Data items
◆ ◆ ◆ ◆ ◆ ◆ ◆

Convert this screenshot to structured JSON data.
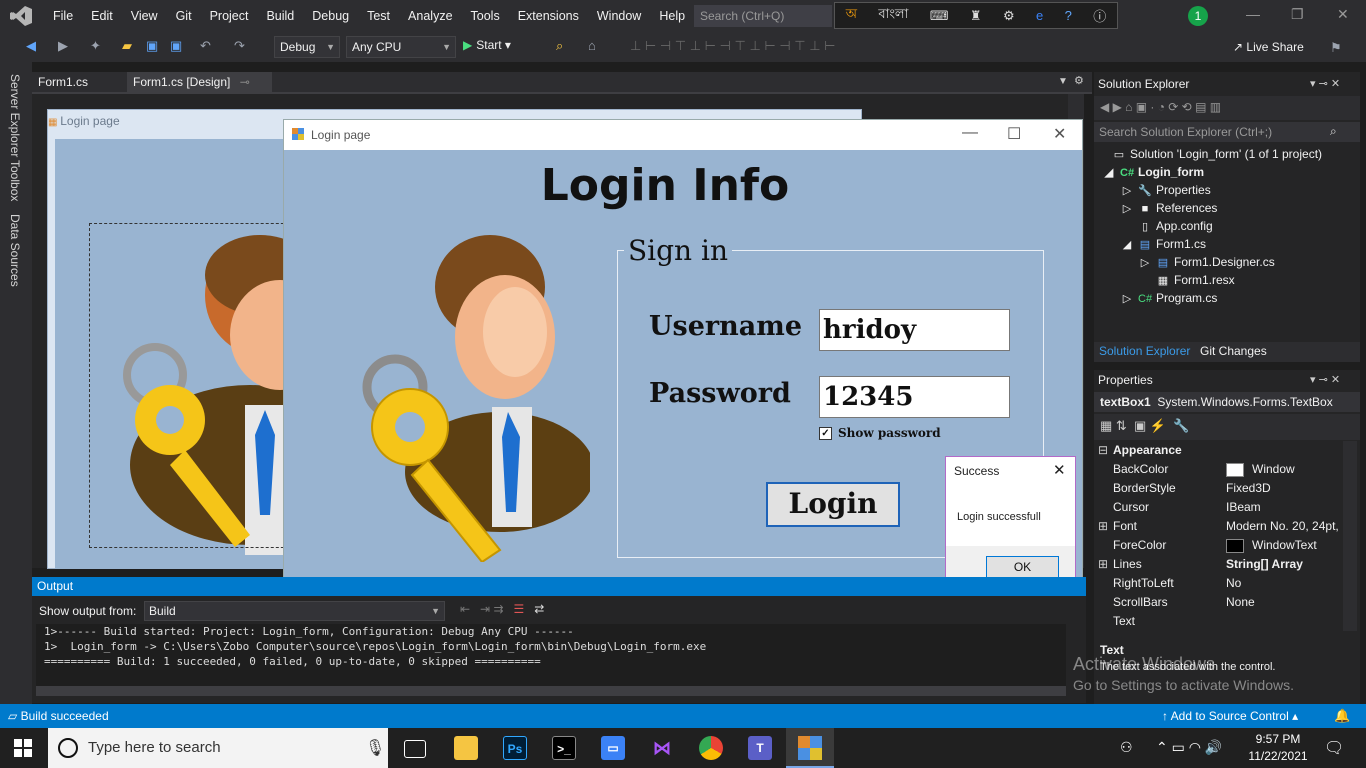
{
  "menubar": {
    "items": [
      "File",
      "Edit",
      "View",
      "Git",
      "Project",
      "Build",
      "Debug",
      "Test",
      "Analyze",
      "Tools",
      "Extensions",
      "Window",
      "Help"
    ],
    "search_placeholder": "Search (Ctrl+Q)",
    "lang_label": "বাংলা",
    "notification_count": "1"
  },
  "toolbar": {
    "config": "Debug",
    "platform": "Any CPU",
    "start_label": "Start",
    "live_share_label": "Live Share"
  },
  "side_tabs": [
    "Server Explorer",
    "Toolbox",
    "Data Sources"
  ],
  "doc_tabs": {
    "tab1": "Form1.cs",
    "tab2": "Form1.cs [Design]"
  },
  "designer": {
    "form_title": "Login page"
  },
  "login_window": {
    "title": "Login page",
    "heading": "Login Info",
    "group_label": "Sign in",
    "username_label": "Username",
    "username_value": "hridoy",
    "password_label": "Password",
    "password_value": "12345",
    "show_password_label": "Show password",
    "login_button": "Login"
  },
  "message_box": {
    "title": "Success",
    "text": "Login successfull",
    "ok_label": "OK"
  },
  "output": {
    "title": "Output",
    "show_from_label": "Show output from:",
    "source": "Build",
    "line1": "1>------ Build started: Project: Login_form, Configuration: Debug Any CPU ------",
    "line2": "1>  Login_form -> C:\\Users\\Zobo Computer\\source\\repos\\Login_form\\Login_form\\bin\\Debug\\Login_form.exe",
    "line3": "========== Build: 1 succeeded, 0 failed, 0 up-to-date, 0 skipped =========="
  },
  "solution_explorer": {
    "title": "Solution Explorer",
    "search_placeholder": "Search Solution Explorer (Ctrl+;)",
    "solution": "Solution 'Login_form' (1 of 1 project)",
    "project": "Login_form",
    "items": [
      "Properties",
      "References",
      "App.config",
      "Form1.cs",
      "Form1.Designer.cs",
      "Form1.resx",
      "Program.cs"
    ],
    "tab_active": "Solution Explorer",
    "tab_other": "Git Changes"
  },
  "properties": {
    "title": "Properties",
    "object_name": "textBox1",
    "object_type": "System.Windows.Forms.TextBox",
    "category": "Appearance",
    "rows": [
      {
        "name": "BackColor",
        "value": "Window"
      },
      {
        "name": "BorderStyle",
        "value": "Fixed3D"
      },
      {
        "name": "Cursor",
        "value": "IBeam"
      },
      {
        "name": "Font",
        "value": "Modern No. 20, 24pt,"
      },
      {
        "name": "ForeColor",
        "value": "WindowText"
      },
      {
        "name": "Lines",
        "value": "String[] Array"
      },
      {
        "name": "RightToLeft",
        "value": "No"
      },
      {
        "name": "ScrollBars",
        "value": "None"
      },
      {
        "name": "Text",
        "value": ""
      }
    ],
    "desc_title": "Text",
    "desc_text": "The text associated with the control.",
    "watermark1": "Activate Windows",
    "watermark2": "Go to Settings to activate Windows."
  },
  "status": {
    "left": "Build succeeded",
    "right": "Add to Source Control"
  },
  "taskbar": {
    "search_placeholder": "Type here to search",
    "time": "9:57 PM",
    "date": "11/22/2021"
  }
}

◆ ◆ ◆ ◆ ◆ ◆ ◆

### Description of the task
Images must not appear in the copy; reproduce everything else in the records verbatim.

### Written answer
Convert this screenshot to structured JSON data.
{
  "menubar": {
    "items": [
      "File",
      "Edit",
      "View",
      "Git",
      "Project",
      "Build",
      "Debug",
      "Test",
      "Analyze",
      "Tools",
      "Extensions",
      "Window",
      "Help"
    ],
    "search_placeholder": "Search (Ctrl+Q)",
    "lang_label": "বাংলা",
    "notification_count": "1"
  },
  "toolbar": {
    "config": "Debug",
    "platform": "Any CPU",
    "start_label": "Start",
    "live_share_label": "Live Share"
  },
  "side_tabs": [
    "Server Explorer",
    "Toolbox",
    "Data Sources"
  ],
  "doc_tabs": {
    "tab1": "Form1.cs",
    "tab2": "Form1.cs [Design]"
  },
  "designer": {
    "form_title": "Login page"
  },
  "login_window": {
    "title": "Login page",
    "heading": "Login Info",
    "group_label": "Sign in",
    "username_label": "Username",
    "username_value": "hridoy",
    "password_label": "Password",
    "password_value": "12345",
    "show_password_label": "Show password",
    "login_button": "Login"
  },
  "message_box": {
    "title": "Success",
    "text": "Login successfull",
    "ok_label": "OK"
  },
  "output": {
    "title": "Output",
    "show_from_label": "Show output from:",
    "source": "Build",
    "line1": "1>------ Build started: Project: Login_form, Configuration: Debug Any CPU ------",
    "line2": "1>  Login_form -> C:\\Users\\Zobo Computer\\source\\repos\\Login_form\\Login_form\\bin\\Debug\\Login_form.exe",
    "line3": "========== Build: 1 succeeded, 0 failed, 0 up-to-date, 0 skipped =========="
  },
  "solution_explorer": {
    "title": "Solution Explorer",
    "search_placeholder": "Search Solution Explorer (Ctrl+;)",
    "solution": "Solution 'Login_form' (1 of 1 project)",
    "project": "Login_form",
    "items": [
      "Properties",
      "References",
      "App.config",
      "Form1.cs",
      "Form1.Designer.cs",
      "Form1.resx",
      "Program.cs"
    ],
    "tab_active": "Solution Explorer",
    "tab_other": "Git Changes"
  },
  "properties": {
    "title": "Properties",
    "object_name": "textBox1",
    "object_type": "System.Windows.Forms.TextBox",
    "category": "Appearance",
    "rows": [
      {
        "name": "BackColor",
        "value": "Window"
      },
      {
        "name": "BorderStyle",
        "value": "Fixed3D"
      },
      {
        "name": "Cursor",
        "value": "IBeam"
      },
      {
        "name": "Font",
        "value": "Modern No. 20, 24pt,"
      },
      {
        "name": "ForeColor",
        "value": "WindowText"
      },
      {
        "name": "Lines",
        "value": "String[] Array"
      },
      {
        "name": "RightToLeft",
        "value": "No"
      },
      {
        "name": "ScrollBars",
        "value": "None"
      },
      {
        "name": "Text",
        "value": ""
      }
    ],
    "desc_title": "Text",
    "desc_text": "The text associated with the control.",
    "watermark1": "Activate Windows",
    "watermark2": "Go to Settings to activate Windows."
  },
  "status": {
    "left": "Build succeeded",
    "right": "Add to Source Control"
  },
  "taskbar": {
    "search_placeholder": "Type here to search",
    "time": "9:57 PM",
    "date": "11/22/2021"
  }
}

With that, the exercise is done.